Items from a figure collection
____________

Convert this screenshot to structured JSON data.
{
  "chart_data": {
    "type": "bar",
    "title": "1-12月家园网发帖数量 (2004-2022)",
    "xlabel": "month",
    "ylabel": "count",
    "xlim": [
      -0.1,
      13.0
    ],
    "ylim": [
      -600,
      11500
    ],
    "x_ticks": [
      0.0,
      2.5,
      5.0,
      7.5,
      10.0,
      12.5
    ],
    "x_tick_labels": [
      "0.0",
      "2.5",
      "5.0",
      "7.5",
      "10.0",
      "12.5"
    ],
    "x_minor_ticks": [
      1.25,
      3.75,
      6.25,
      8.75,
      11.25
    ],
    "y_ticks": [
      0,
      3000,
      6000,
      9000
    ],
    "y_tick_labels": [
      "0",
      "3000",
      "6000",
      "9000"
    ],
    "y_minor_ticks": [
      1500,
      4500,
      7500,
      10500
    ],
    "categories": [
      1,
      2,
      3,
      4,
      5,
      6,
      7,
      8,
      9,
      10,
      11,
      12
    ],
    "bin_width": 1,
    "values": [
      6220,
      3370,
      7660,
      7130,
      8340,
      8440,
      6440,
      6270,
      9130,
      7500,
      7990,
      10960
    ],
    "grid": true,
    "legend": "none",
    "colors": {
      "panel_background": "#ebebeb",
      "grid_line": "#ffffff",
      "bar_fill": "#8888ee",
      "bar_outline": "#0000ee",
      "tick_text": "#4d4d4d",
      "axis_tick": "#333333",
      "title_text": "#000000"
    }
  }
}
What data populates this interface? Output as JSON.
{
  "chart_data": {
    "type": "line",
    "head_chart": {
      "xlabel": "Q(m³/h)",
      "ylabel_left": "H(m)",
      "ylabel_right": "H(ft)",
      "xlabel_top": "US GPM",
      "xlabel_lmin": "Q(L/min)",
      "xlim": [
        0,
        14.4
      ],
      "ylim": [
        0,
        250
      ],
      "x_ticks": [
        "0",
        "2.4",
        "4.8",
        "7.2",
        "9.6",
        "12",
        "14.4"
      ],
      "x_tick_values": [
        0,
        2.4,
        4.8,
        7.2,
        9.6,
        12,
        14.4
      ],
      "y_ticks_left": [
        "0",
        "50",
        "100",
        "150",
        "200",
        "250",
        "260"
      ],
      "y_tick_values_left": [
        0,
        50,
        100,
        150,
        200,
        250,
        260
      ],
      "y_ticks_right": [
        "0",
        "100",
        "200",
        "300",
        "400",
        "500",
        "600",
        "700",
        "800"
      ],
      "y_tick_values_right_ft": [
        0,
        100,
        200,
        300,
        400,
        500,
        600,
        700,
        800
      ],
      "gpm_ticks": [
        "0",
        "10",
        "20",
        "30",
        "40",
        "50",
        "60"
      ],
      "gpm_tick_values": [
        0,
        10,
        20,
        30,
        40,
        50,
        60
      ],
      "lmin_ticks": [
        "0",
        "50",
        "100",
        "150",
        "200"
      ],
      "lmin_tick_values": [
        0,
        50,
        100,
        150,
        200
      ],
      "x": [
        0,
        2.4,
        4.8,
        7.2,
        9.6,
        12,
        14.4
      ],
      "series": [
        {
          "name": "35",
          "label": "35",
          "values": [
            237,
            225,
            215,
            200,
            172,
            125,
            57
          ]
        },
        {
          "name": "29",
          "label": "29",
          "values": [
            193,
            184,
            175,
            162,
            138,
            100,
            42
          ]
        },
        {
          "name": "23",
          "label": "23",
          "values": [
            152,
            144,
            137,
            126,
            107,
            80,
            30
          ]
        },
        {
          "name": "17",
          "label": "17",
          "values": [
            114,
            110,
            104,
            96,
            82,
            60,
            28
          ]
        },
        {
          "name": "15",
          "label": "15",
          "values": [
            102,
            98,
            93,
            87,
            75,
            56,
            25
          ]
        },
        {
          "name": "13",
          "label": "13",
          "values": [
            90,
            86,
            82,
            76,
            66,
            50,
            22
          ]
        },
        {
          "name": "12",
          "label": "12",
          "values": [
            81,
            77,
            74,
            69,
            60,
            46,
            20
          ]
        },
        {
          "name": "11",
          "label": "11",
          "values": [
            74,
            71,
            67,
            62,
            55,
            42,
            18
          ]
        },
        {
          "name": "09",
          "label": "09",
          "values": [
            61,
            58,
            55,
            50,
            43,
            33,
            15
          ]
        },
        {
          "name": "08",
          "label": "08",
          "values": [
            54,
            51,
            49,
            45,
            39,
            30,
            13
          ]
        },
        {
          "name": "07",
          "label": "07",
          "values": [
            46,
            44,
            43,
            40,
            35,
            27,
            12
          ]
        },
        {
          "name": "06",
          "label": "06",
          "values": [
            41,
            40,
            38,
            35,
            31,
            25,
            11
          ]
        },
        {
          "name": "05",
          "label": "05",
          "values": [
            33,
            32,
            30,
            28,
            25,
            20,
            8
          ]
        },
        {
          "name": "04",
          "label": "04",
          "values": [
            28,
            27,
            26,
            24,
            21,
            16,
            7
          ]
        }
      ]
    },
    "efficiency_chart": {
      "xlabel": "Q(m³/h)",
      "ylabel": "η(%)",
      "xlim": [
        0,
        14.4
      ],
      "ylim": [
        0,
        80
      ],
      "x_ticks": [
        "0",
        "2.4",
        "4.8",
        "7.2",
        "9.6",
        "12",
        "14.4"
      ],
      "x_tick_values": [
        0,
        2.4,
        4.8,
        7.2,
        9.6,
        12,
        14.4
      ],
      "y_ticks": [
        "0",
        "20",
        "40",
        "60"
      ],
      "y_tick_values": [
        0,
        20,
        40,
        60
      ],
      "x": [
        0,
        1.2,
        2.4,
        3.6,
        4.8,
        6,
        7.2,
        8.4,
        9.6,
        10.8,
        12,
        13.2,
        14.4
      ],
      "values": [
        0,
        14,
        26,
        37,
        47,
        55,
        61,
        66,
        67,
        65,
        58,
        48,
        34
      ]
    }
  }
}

____________

Set task: Take the entries and copy them out exactly.

Solution to the exercise:
Convert this screenshot to structured JSON data.
{
  "chart_data": {
    "type": "bar",
    "title": "1-12月家园网发帖数量 (2004-2022)",
    "xlabel": "month",
    "ylabel": "count",
    "xlim": [
      -0.1,
      13.0
    ],
    "ylim": [
      -600,
      11500
    ],
    "x_ticks": [
      0.0,
      2.5,
      5.0,
      7.5,
      10.0,
      12.5
    ],
    "x_tick_labels": [
      "0.0",
      "2.5",
      "5.0",
      "7.5",
      "10.0",
      "12.5"
    ],
    "x_minor_ticks": [
      1.25,
      3.75,
      6.25,
      8.75,
      11.25
    ],
    "y_ticks": [
      0,
      3000,
      6000,
      9000
    ],
    "y_tick_labels": [
      "0",
      "3000",
      "6000",
      "9000"
    ],
    "y_minor_ticks": [
      1500,
      4500,
      7500,
      10500
    ],
    "categories": [
      1,
      2,
      3,
      4,
      5,
      6,
      7,
      8,
      9,
      10,
      11,
      12
    ],
    "bin_width": 1,
    "values": [
      6220,
      3370,
      7660,
      7130,
      8340,
      8440,
      6440,
      6270,
      9130,
      7500,
      7990,
      10960
    ],
    "grid": true,
    "legend": "none",
    "colors": {
      "panel_background": "#ebebeb",
      "grid_line": "#ffffff",
      "bar_fill": "#8888ee",
      "bar_outline": "#0000ee",
      "tick_text": "#4d4d4d",
      "axis_tick": "#333333",
      "title_text": "#000000"
    }
  }
}
What data populates this interface? Output as JSON.
{
  "chart_data": {
    "type": "line",
    "head_chart": {
      "xlabel": "Q(m³/h)",
      "ylabel_left": "H(m)",
      "ylabel_right": "H(ft)",
      "xlabel_top": "US GPM",
      "xlabel_lmin": "Q(L/min)",
      "xlim": [
        0,
        14.4
      ],
      "ylim": [
        0,
        250
      ],
      "x_ticks": [
        "0",
        "2.4",
        "4.8",
        "7.2",
        "9.6",
        "12",
        "14.4"
      ],
      "x_tick_values": [
        0,
        2.4,
        4.8,
        7.2,
        9.6,
        12,
        14.4
      ],
      "y_ticks_left": [
        "0",
        "50",
        "100",
        "150",
        "200",
        "250",
        "260"
      ],
      "y_tick_values_left": [
        0,
        50,
        100,
        150,
        200,
        250,
        260
      ],
      "y_ticks_right": [
        "0",
        "100",
        "200",
        "300",
        "400",
        "500",
        "600",
        "700",
        "800"
      ],
      "y_tick_values_right_ft": [
        0,
        100,
        200,
        300,
        400,
        500,
        600,
        700,
        800
      ],
      "gpm_ticks": [
        "0",
        "10",
        "20",
        "30",
        "40",
        "50",
        "60"
      ],
      "gpm_tick_values": [
        0,
        10,
        20,
        30,
        40,
        50,
        60
      ],
      "lmin_ticks": [
        "0",
        "50",
        "100",
        "150",
        "200"
      ],
      "lmin_tick_values": [
        0,
        50,
        100,
        150,
        200
      ],
      "x": [
        0,
        2.4,
        4.8,
        7.2,
        9.6,
        12,
        14.4
      ],
      "series": [
        {
          "name": "35",
          "label": "35",
          "values": [
            237,
            225,
            215,
            200,
            172,
            125,
            57
          ]
        },
        {
          "name": "29",
          "label": "29",
          "values": [
            193,
            184,
            175,
            162,
            138,
            100,
            42
          ]
        },
        {
          "name": "23",
          "label": "23",
          "values": [
            152,
            144,
            137,
            126,
            107,
            80,
            30
          ]
        },
        {
          "name": "17",
          "label": "17",
          "values": [
            114,
            110,
            104,
            96,
            82,
            60,
            28
          ]
        },
        {
          "name": "15",
          "label": "15",
          "values": [
            102,
            98,
            93,
            87,
            75,
            56,
            25
          ]
        },
        {
          "name": "13",
          "label": "13",
          "values": [
            90,
            86,
            82,
            76,
            66,
            50,
            22
          ]
        },
        {
          "name": "12",
          "label": "12",
          "values": [
            81,
            77,
            74,
            69,
            60,
            46,
            20
          ]
        },
        {
          "name": "11",
          "label": "11",
          "values": [
            74,
            71,
            67,
            62,
            55,
            42,
            18
          ]
        },
        {
          "name": "09",
          "label": "09",
          "values": [
            61,
            58,
            55,
            50,
            43,
            33,
            15
          ]
        },
        {
          "name": "08",
          "label": "08",
          "values": [
            54,
            51,
            49,
            45,
            39,
            30,
            13
          ]
        },
        {
          "name": "07",
          "label": "07",
          "values": [
            46,
            44,
            43,
            40,
            35,
            27,
            12
          ]
        },
        {
          "name": "06",
          "label": "06",
          "values": [
            41,
            40,
            38,
            35,
            31,
            25,
            11
          ]
        },
        {
          "name": "05",
          "label": "05",
          "values": [
            33,
            32,
            30,
            28,
            25,
            20,
            8
          ]
        },
        {
          "name": "04",
          "label": "04",
          "values": [
            28,
            27,
            26,
            24,
            21,
            16,
            7
          ]
        }
      ]
    },
    "efficiency_chart": {
      "xlabel": "Q(m³/h)",
      "ylabel": "η(%)",
      "xlim": [
        0,
        14.4
      ],
      "ylim": [
        0,
        80
      ],
      "x_ticks": [
        "0",
        "2.4",
        "4.8",
        "7.2",
        "9.6",
        "12",
        "14.4"
      ],
      "x_tick_values": [
        0,
        2.4,
        4.8,
        7.2,
        9.6,
        12,
        14.4
      ],
      "y_ticks": [
        "0",
        "20",
        "40",
        "60"
      ],
      "y_tick_values": [
        0,
        20,
        40,
        60
      ],
      "x": [
        0,
        1.2,
        2.4,
        3.6,
        4.8,
        6,
        7.2,
        8.4,
        9.6,
        10.8,
        12,
        13.2,
        14.4
      ],
      "values": [
        0,
        14,
        26,
        37,
        47,
        55,
        61,
        66,
        67,
        65,
        58,
        48,
        34
      ]
    }
  }
}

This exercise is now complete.